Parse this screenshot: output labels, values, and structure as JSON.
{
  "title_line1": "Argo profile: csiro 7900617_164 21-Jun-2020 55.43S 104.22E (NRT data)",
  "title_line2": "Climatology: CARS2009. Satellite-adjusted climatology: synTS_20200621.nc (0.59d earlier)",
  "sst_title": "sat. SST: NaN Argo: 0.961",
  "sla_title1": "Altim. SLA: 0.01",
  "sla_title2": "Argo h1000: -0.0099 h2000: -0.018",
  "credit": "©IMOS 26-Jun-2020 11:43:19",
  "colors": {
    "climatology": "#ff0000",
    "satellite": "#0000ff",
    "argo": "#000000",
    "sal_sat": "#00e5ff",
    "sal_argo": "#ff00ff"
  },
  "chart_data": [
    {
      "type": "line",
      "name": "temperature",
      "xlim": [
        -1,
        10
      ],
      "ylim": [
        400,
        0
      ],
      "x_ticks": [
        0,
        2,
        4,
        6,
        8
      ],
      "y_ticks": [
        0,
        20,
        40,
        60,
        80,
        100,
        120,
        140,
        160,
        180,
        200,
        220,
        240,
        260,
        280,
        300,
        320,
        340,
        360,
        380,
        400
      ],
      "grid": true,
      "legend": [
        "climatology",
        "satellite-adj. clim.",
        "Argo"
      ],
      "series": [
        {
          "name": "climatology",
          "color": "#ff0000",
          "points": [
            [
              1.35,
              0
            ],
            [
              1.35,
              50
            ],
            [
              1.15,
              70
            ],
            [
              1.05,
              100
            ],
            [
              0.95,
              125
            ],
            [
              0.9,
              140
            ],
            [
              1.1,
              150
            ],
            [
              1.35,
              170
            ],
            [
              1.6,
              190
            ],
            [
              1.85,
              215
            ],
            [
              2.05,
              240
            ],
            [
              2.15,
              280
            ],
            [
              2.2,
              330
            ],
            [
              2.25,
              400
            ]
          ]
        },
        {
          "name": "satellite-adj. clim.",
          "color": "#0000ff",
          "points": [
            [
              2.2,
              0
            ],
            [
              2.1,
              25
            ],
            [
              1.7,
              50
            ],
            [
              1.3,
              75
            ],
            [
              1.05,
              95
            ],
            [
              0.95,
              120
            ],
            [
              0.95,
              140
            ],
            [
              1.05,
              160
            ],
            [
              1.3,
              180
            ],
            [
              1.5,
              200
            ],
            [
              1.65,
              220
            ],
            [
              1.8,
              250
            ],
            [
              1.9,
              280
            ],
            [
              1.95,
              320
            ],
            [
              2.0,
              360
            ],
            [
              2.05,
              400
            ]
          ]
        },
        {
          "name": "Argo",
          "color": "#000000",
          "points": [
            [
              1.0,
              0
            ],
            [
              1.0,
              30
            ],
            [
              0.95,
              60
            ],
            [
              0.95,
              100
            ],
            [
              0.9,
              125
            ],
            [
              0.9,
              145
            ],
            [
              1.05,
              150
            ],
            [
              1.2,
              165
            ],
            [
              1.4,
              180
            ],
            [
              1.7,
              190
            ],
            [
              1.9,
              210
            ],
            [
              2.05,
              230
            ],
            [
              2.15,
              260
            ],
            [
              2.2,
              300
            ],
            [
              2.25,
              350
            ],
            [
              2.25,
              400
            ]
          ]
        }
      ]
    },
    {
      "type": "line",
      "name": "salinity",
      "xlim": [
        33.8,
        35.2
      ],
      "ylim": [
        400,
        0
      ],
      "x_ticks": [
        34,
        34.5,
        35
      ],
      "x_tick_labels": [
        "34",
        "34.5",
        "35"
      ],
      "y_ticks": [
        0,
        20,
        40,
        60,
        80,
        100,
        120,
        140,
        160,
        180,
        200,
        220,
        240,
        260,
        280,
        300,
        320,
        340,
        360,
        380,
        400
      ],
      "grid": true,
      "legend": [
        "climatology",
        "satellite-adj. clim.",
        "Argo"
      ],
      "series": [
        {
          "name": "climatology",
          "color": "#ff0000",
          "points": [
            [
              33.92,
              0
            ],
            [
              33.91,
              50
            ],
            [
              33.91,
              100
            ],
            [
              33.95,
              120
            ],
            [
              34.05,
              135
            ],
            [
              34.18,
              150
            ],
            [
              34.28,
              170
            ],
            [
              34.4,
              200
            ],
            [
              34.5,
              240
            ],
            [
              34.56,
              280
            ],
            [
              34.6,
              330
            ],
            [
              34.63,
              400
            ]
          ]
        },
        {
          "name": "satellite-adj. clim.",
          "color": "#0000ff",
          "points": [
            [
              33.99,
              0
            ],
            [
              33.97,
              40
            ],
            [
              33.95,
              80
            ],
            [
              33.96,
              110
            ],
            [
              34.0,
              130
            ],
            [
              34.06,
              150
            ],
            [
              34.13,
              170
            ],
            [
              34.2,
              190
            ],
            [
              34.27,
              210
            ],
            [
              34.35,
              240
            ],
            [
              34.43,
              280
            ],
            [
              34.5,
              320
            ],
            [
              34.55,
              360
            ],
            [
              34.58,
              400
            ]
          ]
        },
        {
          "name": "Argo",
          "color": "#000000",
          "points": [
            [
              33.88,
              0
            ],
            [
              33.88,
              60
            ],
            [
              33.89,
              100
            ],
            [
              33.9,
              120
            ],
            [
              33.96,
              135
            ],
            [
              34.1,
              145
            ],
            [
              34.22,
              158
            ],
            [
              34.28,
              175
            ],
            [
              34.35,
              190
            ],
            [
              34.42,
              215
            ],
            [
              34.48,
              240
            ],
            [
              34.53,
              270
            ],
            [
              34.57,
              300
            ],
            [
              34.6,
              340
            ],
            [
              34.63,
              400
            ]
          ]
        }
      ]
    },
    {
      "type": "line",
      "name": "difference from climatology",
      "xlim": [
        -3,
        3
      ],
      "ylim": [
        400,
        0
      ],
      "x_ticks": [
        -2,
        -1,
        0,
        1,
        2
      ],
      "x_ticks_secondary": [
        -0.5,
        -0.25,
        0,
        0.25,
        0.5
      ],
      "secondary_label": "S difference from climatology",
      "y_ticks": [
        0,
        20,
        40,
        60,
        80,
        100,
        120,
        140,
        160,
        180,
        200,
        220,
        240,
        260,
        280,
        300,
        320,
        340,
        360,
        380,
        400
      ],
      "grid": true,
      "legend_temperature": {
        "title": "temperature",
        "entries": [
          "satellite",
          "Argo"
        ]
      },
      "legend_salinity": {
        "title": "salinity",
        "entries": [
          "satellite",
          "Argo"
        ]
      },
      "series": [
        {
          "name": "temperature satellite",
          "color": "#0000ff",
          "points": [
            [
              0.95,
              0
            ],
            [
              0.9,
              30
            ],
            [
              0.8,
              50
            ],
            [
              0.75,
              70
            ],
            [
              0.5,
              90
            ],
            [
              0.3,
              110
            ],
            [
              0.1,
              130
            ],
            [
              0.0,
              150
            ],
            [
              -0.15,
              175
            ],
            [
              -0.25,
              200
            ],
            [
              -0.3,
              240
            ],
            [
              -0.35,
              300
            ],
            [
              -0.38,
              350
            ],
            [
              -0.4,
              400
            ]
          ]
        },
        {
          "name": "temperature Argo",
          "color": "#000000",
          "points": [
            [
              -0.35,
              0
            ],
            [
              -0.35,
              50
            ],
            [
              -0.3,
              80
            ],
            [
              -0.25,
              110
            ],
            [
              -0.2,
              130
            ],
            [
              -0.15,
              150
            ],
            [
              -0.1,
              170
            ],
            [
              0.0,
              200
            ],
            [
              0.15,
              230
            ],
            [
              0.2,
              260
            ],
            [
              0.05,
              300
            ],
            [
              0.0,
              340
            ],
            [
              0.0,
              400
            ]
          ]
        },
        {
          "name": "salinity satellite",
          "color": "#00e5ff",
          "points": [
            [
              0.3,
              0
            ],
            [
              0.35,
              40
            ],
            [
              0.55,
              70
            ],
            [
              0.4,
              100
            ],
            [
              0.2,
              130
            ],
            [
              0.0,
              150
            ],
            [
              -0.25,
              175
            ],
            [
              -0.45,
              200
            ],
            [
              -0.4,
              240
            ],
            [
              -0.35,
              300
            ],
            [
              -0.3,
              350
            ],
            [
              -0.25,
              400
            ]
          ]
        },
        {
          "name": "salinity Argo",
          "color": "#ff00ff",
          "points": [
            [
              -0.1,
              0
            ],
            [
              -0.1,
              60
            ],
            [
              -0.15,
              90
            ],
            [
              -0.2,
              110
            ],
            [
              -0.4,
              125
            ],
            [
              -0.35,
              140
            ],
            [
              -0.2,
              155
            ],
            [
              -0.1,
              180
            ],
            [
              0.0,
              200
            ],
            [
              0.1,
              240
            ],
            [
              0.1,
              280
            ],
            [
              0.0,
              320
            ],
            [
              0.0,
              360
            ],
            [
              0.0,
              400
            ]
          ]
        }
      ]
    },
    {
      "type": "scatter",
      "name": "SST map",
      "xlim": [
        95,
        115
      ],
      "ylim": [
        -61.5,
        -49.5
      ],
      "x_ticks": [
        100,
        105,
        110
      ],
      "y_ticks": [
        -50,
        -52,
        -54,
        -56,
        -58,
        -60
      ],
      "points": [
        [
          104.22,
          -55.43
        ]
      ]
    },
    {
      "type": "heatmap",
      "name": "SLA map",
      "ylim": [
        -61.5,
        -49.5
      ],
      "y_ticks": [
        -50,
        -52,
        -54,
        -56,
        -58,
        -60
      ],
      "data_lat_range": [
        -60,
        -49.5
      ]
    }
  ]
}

====

PROMPT >> List every line in the records above that contains the word "difference".

EXPECTED ANSWER >>
      "name": "difference from climatology",
      "secondary_label": "S difference from climatology",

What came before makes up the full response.